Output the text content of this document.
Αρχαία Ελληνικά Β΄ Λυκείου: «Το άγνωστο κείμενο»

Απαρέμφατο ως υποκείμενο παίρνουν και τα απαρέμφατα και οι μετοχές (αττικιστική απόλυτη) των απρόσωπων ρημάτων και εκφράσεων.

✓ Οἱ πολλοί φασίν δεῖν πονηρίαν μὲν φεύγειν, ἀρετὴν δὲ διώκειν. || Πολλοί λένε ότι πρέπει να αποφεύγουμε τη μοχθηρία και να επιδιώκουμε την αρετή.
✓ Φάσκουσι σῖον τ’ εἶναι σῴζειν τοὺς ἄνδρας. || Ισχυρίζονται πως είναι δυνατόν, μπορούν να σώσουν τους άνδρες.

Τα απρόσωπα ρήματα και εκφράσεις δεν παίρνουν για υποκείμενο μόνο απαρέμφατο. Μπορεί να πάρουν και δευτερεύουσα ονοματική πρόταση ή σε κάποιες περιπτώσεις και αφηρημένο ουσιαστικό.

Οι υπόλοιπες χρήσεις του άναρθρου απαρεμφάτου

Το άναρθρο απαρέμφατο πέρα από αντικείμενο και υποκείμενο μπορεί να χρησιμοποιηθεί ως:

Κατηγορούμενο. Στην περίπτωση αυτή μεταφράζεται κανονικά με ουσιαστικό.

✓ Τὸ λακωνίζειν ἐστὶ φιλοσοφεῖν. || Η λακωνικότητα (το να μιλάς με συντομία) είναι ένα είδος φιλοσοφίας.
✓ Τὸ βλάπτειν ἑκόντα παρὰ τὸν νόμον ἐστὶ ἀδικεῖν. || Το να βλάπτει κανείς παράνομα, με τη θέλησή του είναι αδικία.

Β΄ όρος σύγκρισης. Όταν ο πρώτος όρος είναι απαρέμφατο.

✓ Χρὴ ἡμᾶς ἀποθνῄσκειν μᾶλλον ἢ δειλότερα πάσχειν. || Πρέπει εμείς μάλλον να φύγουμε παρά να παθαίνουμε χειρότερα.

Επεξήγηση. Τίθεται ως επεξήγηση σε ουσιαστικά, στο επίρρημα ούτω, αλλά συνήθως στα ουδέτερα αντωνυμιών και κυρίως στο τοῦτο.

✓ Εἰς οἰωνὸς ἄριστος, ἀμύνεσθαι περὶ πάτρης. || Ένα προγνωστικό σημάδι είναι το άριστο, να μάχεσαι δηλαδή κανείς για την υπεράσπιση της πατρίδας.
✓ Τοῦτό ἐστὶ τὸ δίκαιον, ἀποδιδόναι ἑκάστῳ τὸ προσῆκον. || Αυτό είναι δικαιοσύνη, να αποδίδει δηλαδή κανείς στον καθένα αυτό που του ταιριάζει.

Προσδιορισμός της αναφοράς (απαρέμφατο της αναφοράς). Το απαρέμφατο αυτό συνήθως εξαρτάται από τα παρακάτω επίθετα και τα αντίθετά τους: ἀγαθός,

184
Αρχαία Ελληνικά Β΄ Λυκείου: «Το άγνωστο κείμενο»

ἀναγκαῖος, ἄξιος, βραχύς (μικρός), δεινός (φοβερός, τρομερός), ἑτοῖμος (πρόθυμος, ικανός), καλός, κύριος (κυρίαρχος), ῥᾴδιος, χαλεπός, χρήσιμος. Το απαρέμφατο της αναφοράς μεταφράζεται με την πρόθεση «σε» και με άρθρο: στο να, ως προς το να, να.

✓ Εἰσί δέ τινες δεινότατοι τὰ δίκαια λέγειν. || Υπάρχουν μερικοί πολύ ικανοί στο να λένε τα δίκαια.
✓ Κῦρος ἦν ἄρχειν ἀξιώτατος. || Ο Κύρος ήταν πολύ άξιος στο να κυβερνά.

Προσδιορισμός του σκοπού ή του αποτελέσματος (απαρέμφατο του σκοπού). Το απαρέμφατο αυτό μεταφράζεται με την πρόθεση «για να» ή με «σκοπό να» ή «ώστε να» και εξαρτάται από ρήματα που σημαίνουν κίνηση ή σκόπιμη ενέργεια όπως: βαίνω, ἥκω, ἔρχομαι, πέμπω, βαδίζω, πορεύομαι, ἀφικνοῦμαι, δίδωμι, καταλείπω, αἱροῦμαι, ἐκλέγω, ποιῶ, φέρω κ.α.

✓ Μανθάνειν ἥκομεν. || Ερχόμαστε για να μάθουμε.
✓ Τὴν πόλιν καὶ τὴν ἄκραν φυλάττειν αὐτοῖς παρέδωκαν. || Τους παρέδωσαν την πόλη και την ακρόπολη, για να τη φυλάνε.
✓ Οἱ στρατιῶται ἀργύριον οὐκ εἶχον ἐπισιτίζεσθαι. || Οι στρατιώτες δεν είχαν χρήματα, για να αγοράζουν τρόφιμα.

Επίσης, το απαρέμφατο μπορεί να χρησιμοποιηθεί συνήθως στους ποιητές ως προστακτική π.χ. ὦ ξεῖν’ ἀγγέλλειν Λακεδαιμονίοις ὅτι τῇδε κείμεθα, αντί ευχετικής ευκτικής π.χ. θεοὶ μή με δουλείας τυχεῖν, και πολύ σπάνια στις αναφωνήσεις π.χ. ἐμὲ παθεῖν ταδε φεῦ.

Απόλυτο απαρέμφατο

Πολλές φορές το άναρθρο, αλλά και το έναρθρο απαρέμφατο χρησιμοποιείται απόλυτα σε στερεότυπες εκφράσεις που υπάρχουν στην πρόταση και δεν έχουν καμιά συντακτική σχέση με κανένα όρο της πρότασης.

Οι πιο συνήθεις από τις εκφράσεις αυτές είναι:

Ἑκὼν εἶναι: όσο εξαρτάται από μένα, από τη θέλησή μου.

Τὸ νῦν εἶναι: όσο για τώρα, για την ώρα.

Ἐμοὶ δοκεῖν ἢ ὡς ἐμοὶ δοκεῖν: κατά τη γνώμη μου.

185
______
| What the task requires |
Which lines contain "πρόθεση"? Show each of them.

| Exercise result |
ἀναγκαῖος, ἄξιος, βραχύς (μικρός), δεινός (φοβερός, τρομερός), ἑτοῖμος (πρόθυμος, ικανός), καλός, κύριος (κυρίαρχος), ῥᾴδιος, χαλεπός, χρήσιμος. Το απαρέμφατο της αναφοράς μεταφράζεται με την πρόθεση «σε» και με άρθρο: στο να, ως προς το να, να.
Προσδιορισμός του σκοπού ή του αποτελέσματος (απαρέμφατο του σκοπού). Το απαρέμφατο αυτό μεταφράζεται με την πρόθεση «για να» ή με «σκοπό να» ή «ώστε να» και εξαρτάται από ρήματα που σημαίνουν κίνηση ή σκόπιμη ενέργεια όπως: βαίνω, ἥκω, ἔρχομαι, πέμπω, βαδίζω, πορεύομαι, ἀφικνοῦμαι, δίδωμι, καταλείπω, αἱροῦμαι, ἐκλέγω, ποιῶ, φέρω κ.α.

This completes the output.